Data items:
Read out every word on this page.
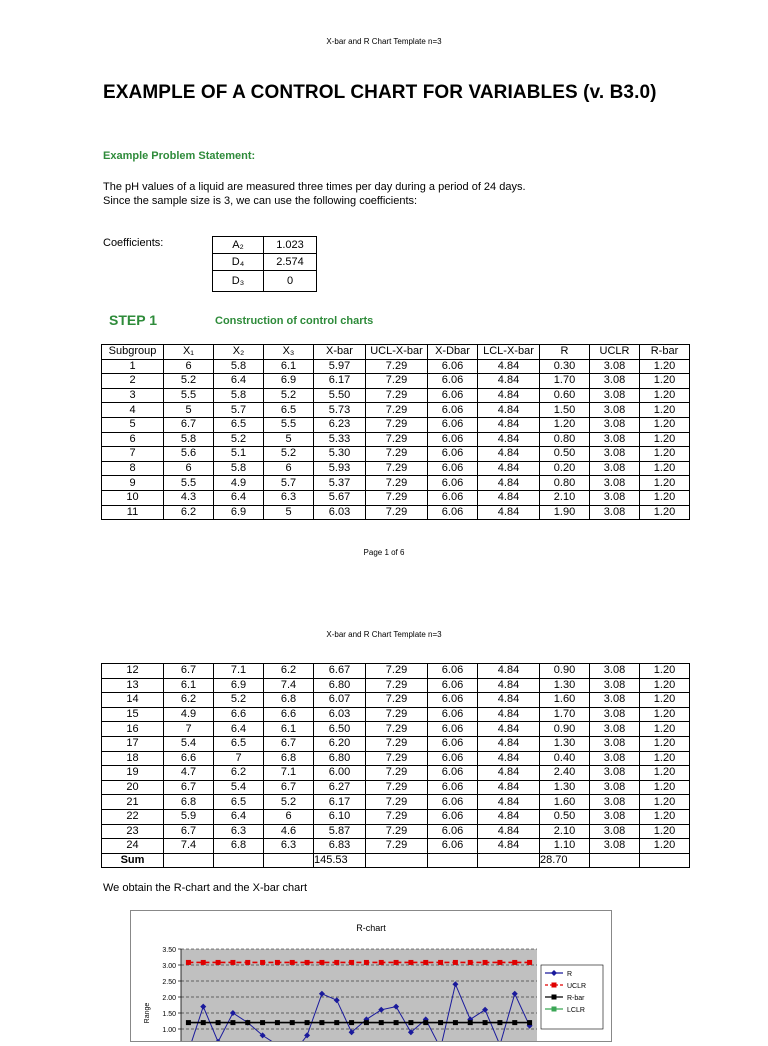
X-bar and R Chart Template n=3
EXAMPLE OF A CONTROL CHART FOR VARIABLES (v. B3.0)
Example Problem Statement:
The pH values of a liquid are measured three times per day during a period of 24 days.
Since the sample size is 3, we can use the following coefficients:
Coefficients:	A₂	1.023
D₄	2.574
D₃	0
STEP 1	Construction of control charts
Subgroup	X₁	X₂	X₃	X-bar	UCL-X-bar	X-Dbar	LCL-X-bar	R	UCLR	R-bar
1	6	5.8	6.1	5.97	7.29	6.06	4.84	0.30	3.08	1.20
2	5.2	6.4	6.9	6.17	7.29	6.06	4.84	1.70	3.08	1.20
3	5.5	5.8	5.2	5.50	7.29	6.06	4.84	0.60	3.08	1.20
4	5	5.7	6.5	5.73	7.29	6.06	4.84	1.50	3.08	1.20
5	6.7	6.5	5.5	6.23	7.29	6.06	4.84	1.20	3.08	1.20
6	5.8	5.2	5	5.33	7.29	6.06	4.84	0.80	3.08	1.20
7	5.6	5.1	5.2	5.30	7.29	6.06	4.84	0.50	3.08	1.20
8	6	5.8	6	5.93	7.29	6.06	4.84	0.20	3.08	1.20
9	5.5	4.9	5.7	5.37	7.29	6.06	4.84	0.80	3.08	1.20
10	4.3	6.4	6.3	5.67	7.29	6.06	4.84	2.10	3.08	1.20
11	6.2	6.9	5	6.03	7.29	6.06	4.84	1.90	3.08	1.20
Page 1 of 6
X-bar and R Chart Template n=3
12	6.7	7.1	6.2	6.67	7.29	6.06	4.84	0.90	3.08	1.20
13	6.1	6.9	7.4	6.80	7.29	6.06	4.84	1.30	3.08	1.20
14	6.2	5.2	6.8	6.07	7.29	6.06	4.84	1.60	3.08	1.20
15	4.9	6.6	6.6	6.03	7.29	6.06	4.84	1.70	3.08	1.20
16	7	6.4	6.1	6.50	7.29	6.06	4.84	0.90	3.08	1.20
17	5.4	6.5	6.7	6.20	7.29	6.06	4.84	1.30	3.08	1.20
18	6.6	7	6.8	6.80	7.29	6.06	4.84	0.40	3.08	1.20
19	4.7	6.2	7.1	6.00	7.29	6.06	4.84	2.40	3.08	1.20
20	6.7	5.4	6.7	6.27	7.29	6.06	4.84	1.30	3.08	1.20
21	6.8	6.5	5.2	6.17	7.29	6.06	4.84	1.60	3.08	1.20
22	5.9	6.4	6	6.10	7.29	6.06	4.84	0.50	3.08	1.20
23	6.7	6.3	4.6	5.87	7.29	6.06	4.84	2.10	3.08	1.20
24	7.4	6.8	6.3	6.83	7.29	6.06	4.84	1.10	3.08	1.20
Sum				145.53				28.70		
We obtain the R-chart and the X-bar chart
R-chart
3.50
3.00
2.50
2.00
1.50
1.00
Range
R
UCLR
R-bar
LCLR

...

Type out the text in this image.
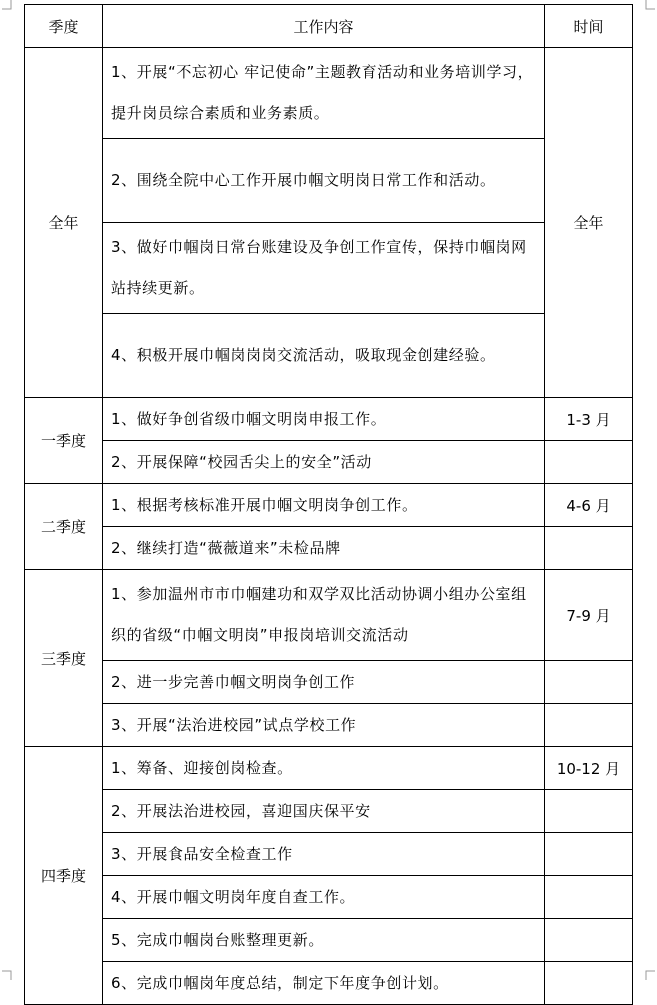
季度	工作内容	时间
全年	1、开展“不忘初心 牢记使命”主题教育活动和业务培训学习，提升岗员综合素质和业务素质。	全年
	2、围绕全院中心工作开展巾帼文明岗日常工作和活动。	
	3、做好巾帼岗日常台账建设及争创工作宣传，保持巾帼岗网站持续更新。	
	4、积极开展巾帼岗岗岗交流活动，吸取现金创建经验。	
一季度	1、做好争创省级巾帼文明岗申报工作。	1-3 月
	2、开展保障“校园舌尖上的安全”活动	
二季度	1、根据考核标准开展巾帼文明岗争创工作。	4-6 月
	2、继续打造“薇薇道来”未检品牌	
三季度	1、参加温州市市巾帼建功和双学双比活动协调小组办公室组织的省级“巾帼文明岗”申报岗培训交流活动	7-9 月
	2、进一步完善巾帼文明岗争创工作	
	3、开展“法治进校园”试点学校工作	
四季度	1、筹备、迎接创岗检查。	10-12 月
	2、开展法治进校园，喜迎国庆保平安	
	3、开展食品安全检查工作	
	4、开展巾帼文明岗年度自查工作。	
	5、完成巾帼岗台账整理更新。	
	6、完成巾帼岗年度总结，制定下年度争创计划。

THE EXERCISE -
Look back over the material above and state how many lines hold the word "this". Write the number and nothing else.

PROBLEM SOLUTION -
2